TASK.
Each entry below is to be printed verbatim.

DATA FOR THIS TASK.
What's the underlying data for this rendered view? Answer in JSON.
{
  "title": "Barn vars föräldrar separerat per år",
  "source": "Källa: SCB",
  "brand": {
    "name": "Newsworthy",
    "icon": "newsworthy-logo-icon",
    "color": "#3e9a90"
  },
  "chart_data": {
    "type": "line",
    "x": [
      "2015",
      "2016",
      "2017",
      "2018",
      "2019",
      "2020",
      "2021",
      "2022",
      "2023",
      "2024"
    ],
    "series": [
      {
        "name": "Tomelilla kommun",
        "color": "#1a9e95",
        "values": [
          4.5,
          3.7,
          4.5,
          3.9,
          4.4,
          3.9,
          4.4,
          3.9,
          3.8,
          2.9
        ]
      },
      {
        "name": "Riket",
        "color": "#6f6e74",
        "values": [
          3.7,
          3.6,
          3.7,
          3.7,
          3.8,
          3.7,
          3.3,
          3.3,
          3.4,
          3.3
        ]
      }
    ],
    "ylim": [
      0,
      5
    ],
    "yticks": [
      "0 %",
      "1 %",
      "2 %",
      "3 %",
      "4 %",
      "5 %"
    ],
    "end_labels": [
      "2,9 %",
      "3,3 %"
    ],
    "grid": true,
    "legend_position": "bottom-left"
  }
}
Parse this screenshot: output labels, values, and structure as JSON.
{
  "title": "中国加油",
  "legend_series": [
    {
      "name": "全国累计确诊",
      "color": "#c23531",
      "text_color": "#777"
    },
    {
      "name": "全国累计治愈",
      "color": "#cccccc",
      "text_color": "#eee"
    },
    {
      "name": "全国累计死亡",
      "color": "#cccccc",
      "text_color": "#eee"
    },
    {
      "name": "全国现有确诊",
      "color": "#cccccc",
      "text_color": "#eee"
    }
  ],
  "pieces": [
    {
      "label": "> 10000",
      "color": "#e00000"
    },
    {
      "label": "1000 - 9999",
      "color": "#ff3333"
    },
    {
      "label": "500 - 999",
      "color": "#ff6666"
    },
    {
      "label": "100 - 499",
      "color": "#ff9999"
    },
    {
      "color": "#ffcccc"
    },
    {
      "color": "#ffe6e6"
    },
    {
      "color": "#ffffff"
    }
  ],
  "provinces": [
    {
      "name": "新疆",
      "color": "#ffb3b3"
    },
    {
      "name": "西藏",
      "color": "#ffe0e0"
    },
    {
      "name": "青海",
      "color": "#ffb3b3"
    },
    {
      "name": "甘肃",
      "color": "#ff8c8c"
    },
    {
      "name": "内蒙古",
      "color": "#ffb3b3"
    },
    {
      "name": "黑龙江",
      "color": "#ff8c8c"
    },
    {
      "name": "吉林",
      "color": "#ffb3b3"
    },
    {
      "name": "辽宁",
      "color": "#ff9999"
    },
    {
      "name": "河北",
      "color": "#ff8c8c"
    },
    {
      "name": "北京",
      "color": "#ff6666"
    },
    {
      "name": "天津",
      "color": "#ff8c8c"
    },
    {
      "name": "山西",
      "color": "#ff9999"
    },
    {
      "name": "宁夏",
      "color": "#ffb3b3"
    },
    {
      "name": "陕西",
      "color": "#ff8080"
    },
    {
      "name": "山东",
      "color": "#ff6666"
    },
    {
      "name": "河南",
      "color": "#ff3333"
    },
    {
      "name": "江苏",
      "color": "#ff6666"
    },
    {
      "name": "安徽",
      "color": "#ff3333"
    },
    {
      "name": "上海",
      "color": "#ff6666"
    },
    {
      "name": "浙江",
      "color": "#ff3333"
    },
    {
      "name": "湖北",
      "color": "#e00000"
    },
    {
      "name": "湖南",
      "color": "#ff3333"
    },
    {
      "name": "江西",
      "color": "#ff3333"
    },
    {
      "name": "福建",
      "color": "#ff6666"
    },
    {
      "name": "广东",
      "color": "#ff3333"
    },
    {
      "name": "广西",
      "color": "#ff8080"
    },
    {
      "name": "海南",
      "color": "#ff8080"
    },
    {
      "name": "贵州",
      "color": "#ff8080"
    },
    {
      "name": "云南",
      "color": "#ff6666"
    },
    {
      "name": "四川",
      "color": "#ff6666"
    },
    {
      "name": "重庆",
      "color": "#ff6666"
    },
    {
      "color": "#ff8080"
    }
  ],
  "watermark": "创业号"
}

FULL OUTPUT.
What's the underlying data for this rendered view? Answer in JSON.
{
  "title": "Barn vars föräldrar separerat per år",
  "source": "Källa: SCB",
  "brand": {
    "name": "Newsworthy",
    "icon": "newsworthy-logo-icon",
    "color": "#3e9a90"
  },
  "chart_data": {
    "type": "line",
    "x": [
      "2015",
      "2016",
      "2017",
      "2018",
      "2019",
      "2020",
      "2021",
      "2022",
      "2023",
      "2024"
    ],
    "series": [
      {
        "name": "Tomelilla kommun",
        "color": "#1a9e95",
        "values": [
          4.5,
          3.7,
          4.5,
          3.9,
          4.4,
          3.9,
          4.4,
          3.9,
          3.8,
          2.9
        ]
      },
      {
        "name": "Riket",
        "color": "#6f6e74",
        "values": [
          3.7,
          3.6,
          3.7,
          3.7,
          3.8,
          3.7,
          3.3,
          3.3,
          3.4,
          3.3
        ]
      }
    ],
    "ylim": [
      0,
      5
    ],
    "yticks": [
      "0 %",
      "1 %",
      "2 %",
      "3 %",
      "4 %",
      "5 %"
    ],
    "end_labels": [
      "2,9 %",
      "3,3 %"
    ],
    "grid": true,
    "legend_position": "bottom-left"
  }
}
Parse this screenshot: output labels, values, and structure as JSON.
{
  "title": "中国加油",
  "legend_series": [
    {
      "name": "全国累计确诊",
      "color": "#c23531",
      "text_color": "#777"
    },
    {
      "name": "全国累计治愈",
      "color": "#cccccc",
      "text_color": "#eee"
    },
    {
      "name": "全国累计死亡",
      "color": "#cccccc",
      "text_color": "#eee"
    },
    {
      "name": "全国现有确诊",
      "color": "#cccccc",
      "text_color": "#eee"
    }
  ],
  "pieces": [
    {
      "label": "> 10000",
      "color": "#e00000"
    },
    {
      "label": "1000 - 9999",
      "color": "#ff3333"
    },
    {
      "label": "500 - 999",
      "color": "#ff6666"
    },
    {
      "label": "100 - 499",
      "color": "#ff9999"
    },
    {
      "color": "#ffcccc"
    },
    {
      "color": "#ffe6e6"
    },
    {
      "color": "#ffffff"
    }
  ],
  "provinces": [
    {
      "name": "新疆",
      "color": "#ffb3b3"
    },
    {
      "name": "西藏",
      "color": "#ffe0e0"
    },
    {
      "name": "青海",
      "color": "#ffb3b3"
    },
    {
      "name": "甘肃",
      "color": "#ff8c8c"
    },
    {
      "name": "内蒙古",
      "color": "#ffb3b3"
    },
    {
      "name": "黑龙江",
      "color": "#ff8c8c"
    },
    {
      "name": "吉林",
      "color": "#ffb3b3"
    },
    {
      "name": "辽宁",
      "color": "#ff9999"
    },
    {
      "name": "河北",
      "color": "#ff8c8c"
    },
    {
      "name": "北京",
      "color": "#ff6666"
    },
    {
      "name": "天津",
      "color": "#ff8c8c"
    },
    {
      "name": "山西",
      "color": "#ff9999"
    },
    {
      "name": "宁夏",
      "color": "#ffb3b3"
    },
    {
      "name": "陕西",
      "color": "#ff8080"
    },
    {
      "name": "山东",
      "color": "#ff6666"
    },
    {
      "name": "河南",
      "color": "#ff3333"
    },
    {
      "name": "江苏",
      "color": "#ff6666"
    },
    {
      "name": "安徽",
      "color": "#ff3333"
    },
    {
      "name": "上海",
      "color": "#ff6666"
    },
    {
      "name": "浙江",
      "color": "#ff3333"
    },
    {
      "name": "湖北",
      "color": "#e00000"
    },
    {
      "name": "湖南",
      "color": "#ff3333"
    },
    {
      "name": "江西",
      "color": "#ff3333"
    },
    {
      "name": "福建",
      "color": "#ff6666"
    },
    {
      "name": "广东",
      "color": "#ff3333"
    },
    {
      "name": "广西",
      "color": "#ff8080"
    },
    {
      "name": "海南",
      "color": "#ff8080"
    },
    {
      "name": "贵州",
      "color": "#ff8080"
    },
    {
      "name": "云南",
      "color": "#ff6666"
    },
    {
      "name": "四川",
      "color": "#ff6666"
    },
    {
      "name": "重庆",
      "color": "#ff6666"
    },
    {
      "color": "#ff8080"
    }
  ],
  "watermark": "创业号"
}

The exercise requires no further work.